> [THE TASK] Gather each line in the entries that includes the string "this".

─── STORED ROWS

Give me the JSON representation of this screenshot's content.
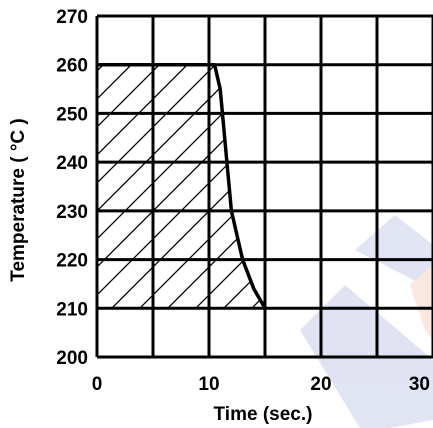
{
  "chart_data": {
    "type": "line",
    "title": "",
    "xlabel": "Time (sec.)",
    "ylabel": "Temperature ( °C )",
    "xlim": [
      0,
      30
    ],
    "ylim": [
      200,
      270
    ],
    "x_ticks": [
      "0",
      "10",
      "20",
      "30"
    ],
    "y_ticks": [
      "200",
      "210",
      "220",
      "230",
      "240",
      "250",
      "260",
      "270"
    ],
    "grid": true,
    "grid_x_step_sec": 5,
    "grid_y_step_c": 10,
    "series": [
      {
        "points": [
          {
            "x": 0,
            "y": 260
          },
          {
            "x": 10.5,
            "y": 260
          },
          {
            "x": 11,
            "y": 255
          },
          {
            "x": 12,
            "y": 230
          },
          {
            "x": 13,
            "y": 220
          },
          {
            "x": 14,
            "y": 214
          },
          {
            "x": 15,
            "y": 210
          }
        ]
      }
    ],
    "shaded_region": {
      "pattern": "diagonal-hatch",
      "x_range": [
        0,
        15
      ],
      "y_range": [
        210,
        260
      ]
    },
    "colors": {
      "line": "#000000",
      "grid": "#000000",
      "watermark_blue": "#c9cdea",
      "watermark_orange": "#f6d4c2"
    }
  }
}
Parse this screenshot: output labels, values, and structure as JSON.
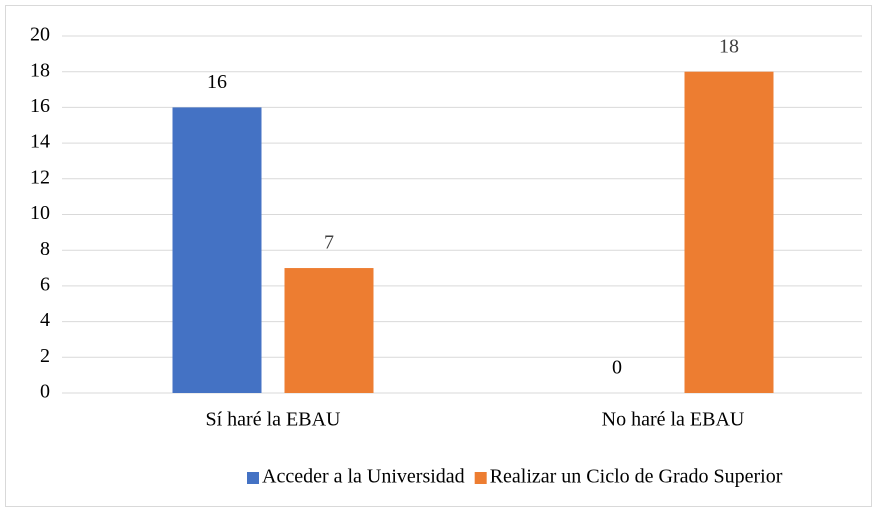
{
  "chart_data": {
    "type": "bar",
    "categories": [
      "Sí haré la EBAU",
      "No haré la EBAU"
    ],
    "series": [
      {
        "name": "Acceder a la Universidad",
        "color": "#4472c4",
        "values": [
          16,
          0
        ]
      },
      {
        "name": "Realizar un Ciclo de Grado Superior",
        "color": "#ed7d31",
        "values": [
          7,
          18
        ]
      }
    ],
    "ylim": [
      0,
      20
    ],
    "yticks": [
      0,
      2,
      4,
      6,
      8,
      10,
      12,
      14,
      16,
      18,
      20
    ],
    "grid": true,
    "legend": "bottom"
  }
}
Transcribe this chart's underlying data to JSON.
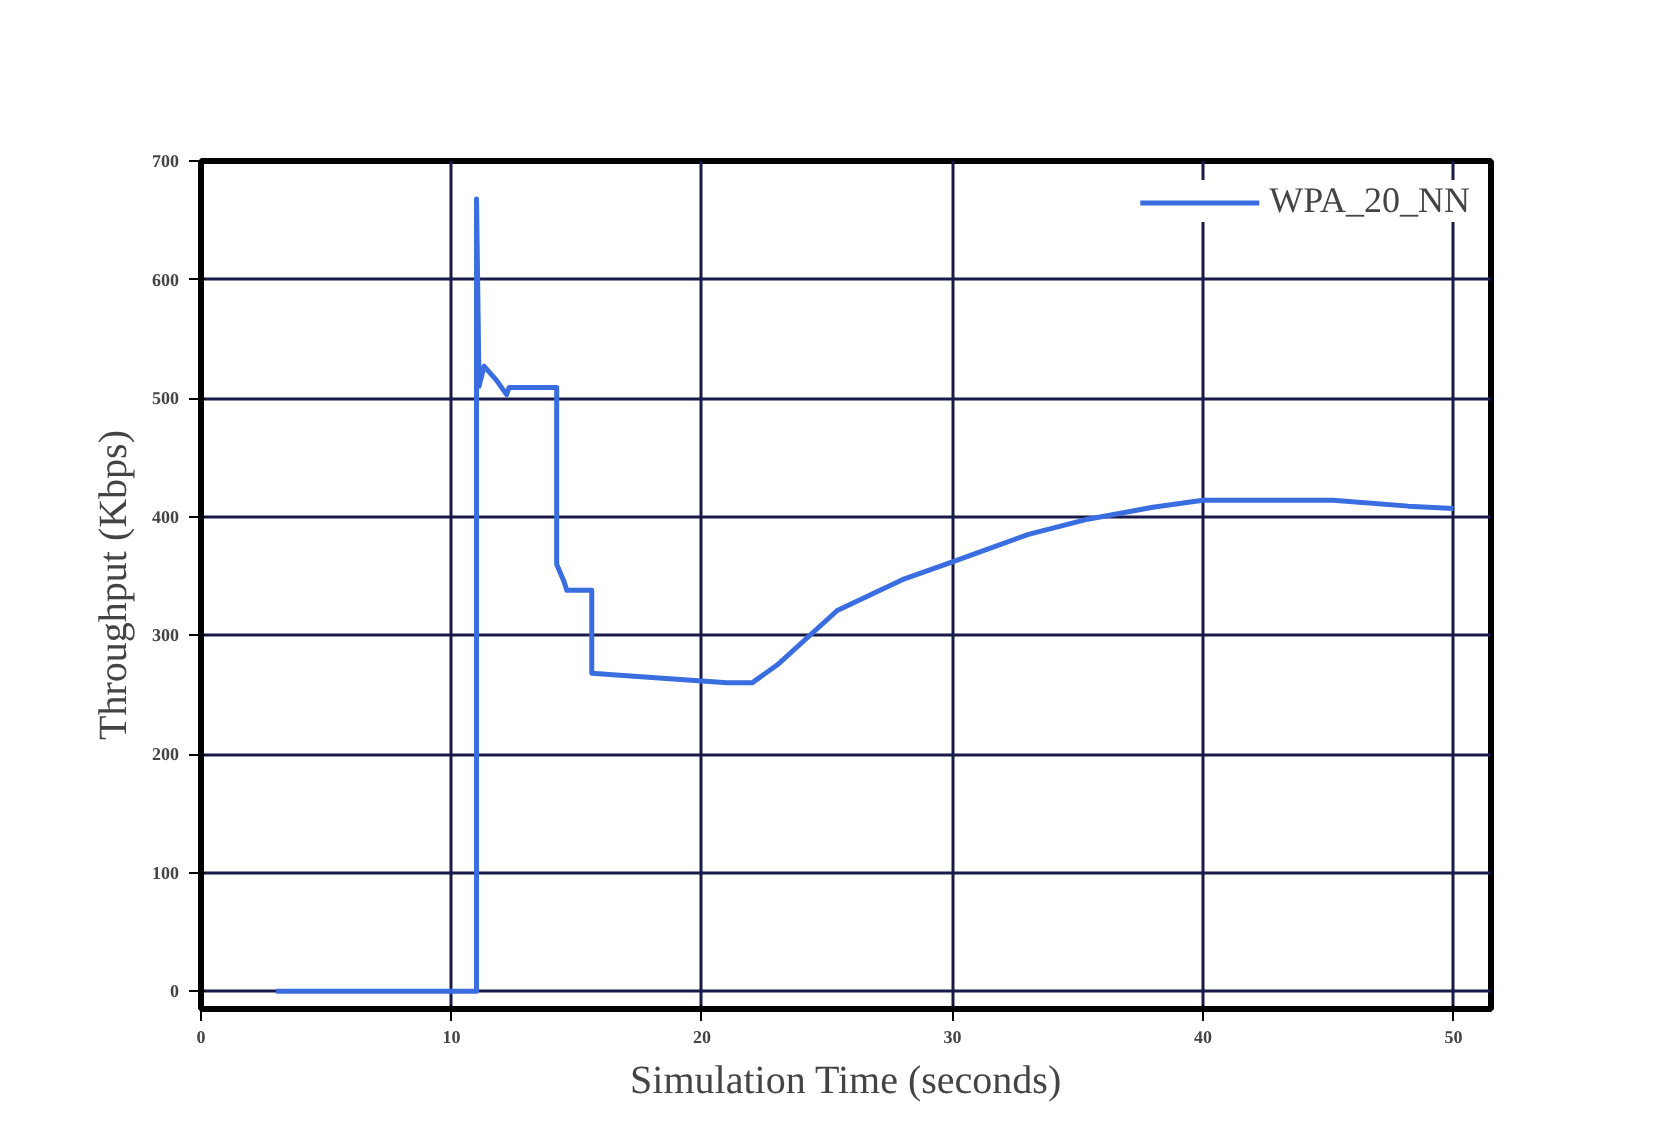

──────

> [FULL SOLUTION]
Give me the JSON representation of this screenshot's content.
Parse this screenshot: output labels, values, and structure as JSON.
Transcribe this chart's underlying data to JSON.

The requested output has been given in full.